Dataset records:
++++++++
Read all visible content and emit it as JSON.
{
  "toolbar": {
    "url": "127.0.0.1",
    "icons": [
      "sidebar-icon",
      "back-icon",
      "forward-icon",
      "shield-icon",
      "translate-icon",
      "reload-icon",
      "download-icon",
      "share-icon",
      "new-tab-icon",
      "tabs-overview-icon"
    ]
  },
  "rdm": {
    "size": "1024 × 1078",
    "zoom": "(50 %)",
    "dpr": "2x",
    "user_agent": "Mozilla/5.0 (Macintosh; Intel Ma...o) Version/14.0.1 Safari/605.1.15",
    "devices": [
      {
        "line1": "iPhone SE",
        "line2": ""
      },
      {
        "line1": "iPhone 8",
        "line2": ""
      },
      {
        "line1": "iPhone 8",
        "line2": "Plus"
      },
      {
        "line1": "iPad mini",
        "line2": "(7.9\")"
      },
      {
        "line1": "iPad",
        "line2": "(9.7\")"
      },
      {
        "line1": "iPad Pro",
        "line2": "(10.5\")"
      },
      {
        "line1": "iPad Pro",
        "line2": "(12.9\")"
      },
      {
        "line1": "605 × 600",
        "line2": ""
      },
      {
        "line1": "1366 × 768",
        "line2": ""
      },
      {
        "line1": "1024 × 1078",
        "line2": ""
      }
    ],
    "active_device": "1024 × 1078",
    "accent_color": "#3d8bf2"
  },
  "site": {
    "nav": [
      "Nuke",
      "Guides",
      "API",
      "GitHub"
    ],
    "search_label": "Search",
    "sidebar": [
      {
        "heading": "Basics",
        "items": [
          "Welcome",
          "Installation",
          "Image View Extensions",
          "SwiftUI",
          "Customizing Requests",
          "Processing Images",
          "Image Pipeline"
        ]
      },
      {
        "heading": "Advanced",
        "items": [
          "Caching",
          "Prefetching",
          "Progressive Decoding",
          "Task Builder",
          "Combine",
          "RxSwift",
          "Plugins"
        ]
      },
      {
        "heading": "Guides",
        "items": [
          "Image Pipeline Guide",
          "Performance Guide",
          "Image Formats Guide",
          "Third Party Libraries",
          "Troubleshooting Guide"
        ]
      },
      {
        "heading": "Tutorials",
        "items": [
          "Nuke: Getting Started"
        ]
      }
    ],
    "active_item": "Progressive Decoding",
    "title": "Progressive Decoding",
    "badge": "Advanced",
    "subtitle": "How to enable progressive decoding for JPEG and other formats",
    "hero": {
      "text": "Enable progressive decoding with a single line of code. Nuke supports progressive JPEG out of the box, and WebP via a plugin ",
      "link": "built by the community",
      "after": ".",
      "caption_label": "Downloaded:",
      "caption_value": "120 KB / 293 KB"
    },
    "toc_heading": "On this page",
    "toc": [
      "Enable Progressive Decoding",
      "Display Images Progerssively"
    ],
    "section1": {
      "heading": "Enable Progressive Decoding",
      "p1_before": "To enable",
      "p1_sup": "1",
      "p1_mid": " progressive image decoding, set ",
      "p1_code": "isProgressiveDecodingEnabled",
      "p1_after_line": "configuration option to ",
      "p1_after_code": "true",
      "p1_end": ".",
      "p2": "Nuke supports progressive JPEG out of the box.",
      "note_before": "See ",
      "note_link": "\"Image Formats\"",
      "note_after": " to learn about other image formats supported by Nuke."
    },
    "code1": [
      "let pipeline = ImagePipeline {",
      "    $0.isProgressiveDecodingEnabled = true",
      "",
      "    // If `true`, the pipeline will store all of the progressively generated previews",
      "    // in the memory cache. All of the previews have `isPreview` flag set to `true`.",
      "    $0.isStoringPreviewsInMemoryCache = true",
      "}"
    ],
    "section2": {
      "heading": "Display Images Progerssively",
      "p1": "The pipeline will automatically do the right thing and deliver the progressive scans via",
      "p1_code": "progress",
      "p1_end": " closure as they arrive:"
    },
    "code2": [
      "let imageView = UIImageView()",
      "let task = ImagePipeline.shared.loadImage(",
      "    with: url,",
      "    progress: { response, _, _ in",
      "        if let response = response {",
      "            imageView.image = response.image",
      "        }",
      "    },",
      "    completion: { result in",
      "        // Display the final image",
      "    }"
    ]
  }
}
++++++++
Task details: Each line that holds the word "imageView" should be extracted from the records.

Answer to the task:
      "let imageView = UIImageView()",
      "            imageView.image = response.image",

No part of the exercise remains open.